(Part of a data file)

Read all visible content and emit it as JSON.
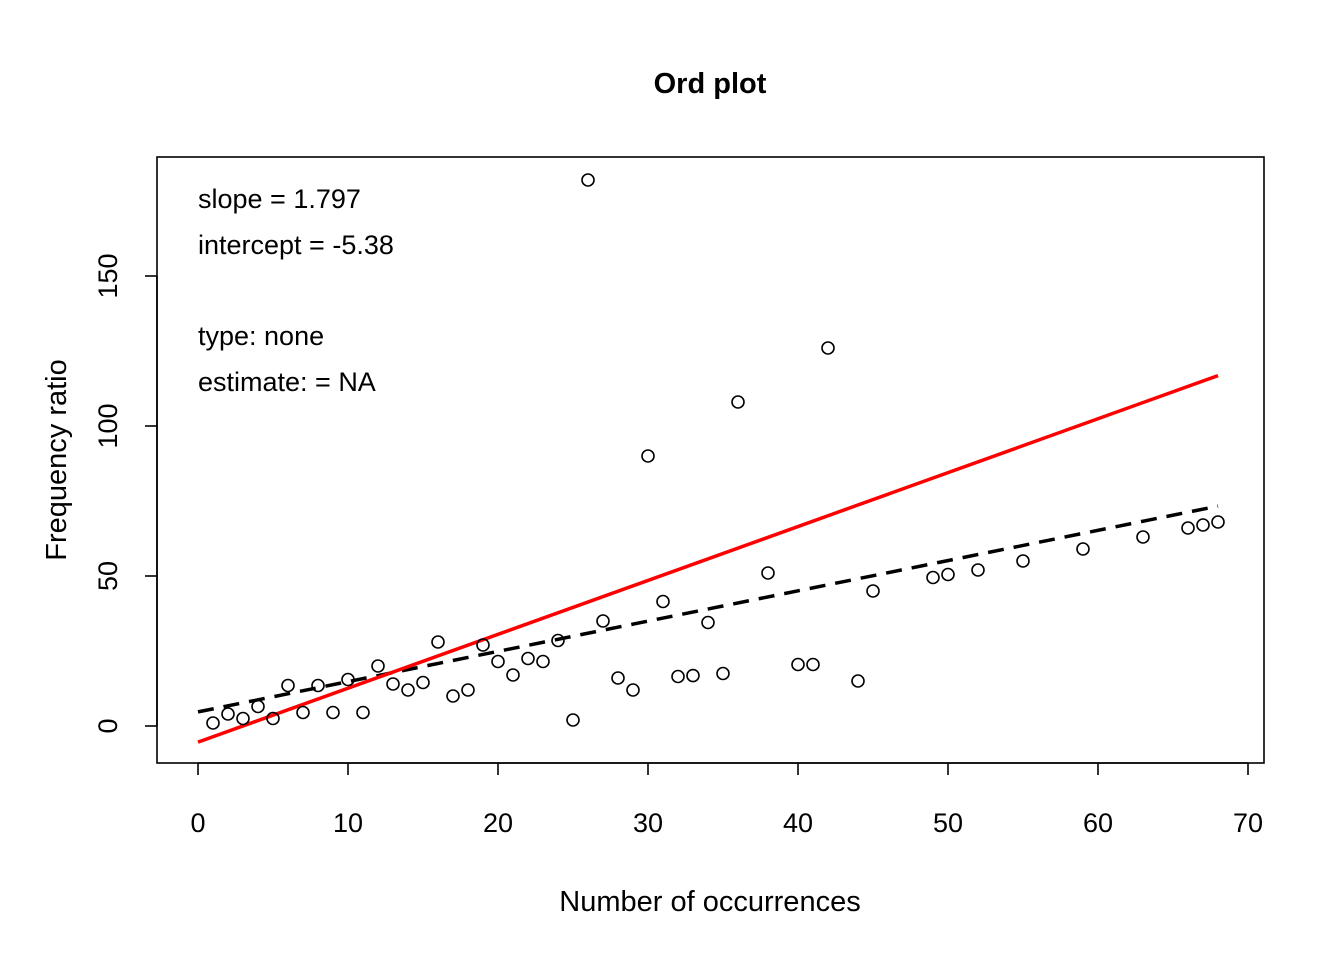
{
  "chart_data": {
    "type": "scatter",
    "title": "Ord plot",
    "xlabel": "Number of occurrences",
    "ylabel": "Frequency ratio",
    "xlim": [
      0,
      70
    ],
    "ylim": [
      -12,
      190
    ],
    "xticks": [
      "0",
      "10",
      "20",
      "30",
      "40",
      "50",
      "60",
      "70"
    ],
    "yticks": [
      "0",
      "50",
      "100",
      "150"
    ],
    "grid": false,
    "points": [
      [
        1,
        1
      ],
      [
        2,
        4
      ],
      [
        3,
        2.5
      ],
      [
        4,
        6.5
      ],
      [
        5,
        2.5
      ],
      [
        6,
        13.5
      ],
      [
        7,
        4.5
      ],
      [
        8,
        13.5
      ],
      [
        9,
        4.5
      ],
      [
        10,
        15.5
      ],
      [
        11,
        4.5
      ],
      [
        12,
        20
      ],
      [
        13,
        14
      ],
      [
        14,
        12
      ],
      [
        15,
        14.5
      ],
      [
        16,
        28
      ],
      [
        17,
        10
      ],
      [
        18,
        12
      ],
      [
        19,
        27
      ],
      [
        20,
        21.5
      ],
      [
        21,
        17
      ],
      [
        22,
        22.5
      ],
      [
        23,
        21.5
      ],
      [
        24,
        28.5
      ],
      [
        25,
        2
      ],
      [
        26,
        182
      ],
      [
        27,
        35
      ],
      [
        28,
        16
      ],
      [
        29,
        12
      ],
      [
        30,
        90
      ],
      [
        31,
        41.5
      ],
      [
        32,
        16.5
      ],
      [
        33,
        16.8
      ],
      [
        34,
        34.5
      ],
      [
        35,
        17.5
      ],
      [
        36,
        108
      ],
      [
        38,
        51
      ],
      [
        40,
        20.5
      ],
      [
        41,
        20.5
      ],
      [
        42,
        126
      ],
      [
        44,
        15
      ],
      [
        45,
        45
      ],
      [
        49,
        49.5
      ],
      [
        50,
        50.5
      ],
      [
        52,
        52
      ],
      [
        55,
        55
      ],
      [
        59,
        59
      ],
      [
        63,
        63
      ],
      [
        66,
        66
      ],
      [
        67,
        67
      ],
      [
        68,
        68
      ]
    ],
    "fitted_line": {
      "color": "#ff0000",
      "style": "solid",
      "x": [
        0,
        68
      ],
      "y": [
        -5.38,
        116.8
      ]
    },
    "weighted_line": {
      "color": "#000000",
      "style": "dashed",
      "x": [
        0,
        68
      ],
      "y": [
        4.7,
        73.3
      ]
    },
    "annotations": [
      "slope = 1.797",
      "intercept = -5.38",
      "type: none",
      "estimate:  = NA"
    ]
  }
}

==

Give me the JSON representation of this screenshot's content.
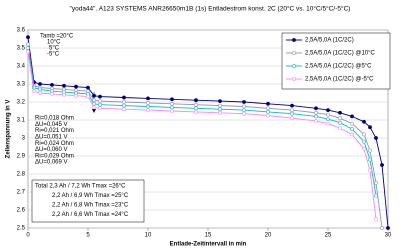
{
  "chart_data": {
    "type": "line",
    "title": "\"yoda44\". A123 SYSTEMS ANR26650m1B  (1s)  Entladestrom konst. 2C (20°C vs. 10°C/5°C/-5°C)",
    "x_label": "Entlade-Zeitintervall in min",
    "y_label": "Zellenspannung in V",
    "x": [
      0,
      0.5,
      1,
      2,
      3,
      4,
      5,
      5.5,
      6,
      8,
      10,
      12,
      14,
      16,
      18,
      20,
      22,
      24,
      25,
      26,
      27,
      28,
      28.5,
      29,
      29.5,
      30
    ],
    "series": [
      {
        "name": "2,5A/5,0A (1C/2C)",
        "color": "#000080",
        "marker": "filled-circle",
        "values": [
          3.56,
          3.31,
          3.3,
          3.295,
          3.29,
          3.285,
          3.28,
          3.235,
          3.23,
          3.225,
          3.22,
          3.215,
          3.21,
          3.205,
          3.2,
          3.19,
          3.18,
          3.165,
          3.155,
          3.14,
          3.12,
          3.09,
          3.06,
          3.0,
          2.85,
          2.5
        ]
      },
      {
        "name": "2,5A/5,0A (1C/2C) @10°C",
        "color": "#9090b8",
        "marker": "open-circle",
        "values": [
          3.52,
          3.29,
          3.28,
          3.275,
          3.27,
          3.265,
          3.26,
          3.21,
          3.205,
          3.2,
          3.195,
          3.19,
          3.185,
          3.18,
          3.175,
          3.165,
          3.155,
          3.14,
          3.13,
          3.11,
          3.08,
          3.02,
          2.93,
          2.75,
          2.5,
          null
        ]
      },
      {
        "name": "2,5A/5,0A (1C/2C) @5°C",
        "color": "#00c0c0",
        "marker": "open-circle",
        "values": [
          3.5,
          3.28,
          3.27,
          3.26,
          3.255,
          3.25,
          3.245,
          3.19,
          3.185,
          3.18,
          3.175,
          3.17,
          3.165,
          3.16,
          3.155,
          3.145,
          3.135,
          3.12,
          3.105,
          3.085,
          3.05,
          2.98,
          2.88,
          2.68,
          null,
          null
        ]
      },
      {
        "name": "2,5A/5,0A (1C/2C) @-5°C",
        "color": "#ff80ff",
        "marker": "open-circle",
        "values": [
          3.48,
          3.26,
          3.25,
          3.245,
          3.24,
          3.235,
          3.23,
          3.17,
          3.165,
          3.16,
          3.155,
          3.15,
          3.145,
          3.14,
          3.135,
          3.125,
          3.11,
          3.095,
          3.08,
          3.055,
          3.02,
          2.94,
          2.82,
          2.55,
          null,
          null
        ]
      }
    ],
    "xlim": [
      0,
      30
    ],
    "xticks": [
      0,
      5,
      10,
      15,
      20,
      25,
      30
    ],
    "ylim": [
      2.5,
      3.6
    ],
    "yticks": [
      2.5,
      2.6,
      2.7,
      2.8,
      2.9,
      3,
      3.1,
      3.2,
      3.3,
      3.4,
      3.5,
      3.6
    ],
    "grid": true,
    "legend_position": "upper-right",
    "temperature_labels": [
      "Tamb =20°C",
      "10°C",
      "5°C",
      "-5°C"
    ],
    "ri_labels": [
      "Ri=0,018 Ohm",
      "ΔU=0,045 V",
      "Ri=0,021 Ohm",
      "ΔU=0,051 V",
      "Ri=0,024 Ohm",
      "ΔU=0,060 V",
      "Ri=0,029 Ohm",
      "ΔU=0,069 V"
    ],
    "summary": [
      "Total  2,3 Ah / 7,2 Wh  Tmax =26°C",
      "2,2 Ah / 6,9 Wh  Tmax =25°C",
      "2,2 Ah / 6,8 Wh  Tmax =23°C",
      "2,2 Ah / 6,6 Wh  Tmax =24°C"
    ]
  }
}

WHAT IS NEEDED:
Copy all lines in the listing above where the string "content" appears.

EXERCISE RESULT:
Read all visible content and emit it as JSON.
Give me the JSON representation of this screenshot's content.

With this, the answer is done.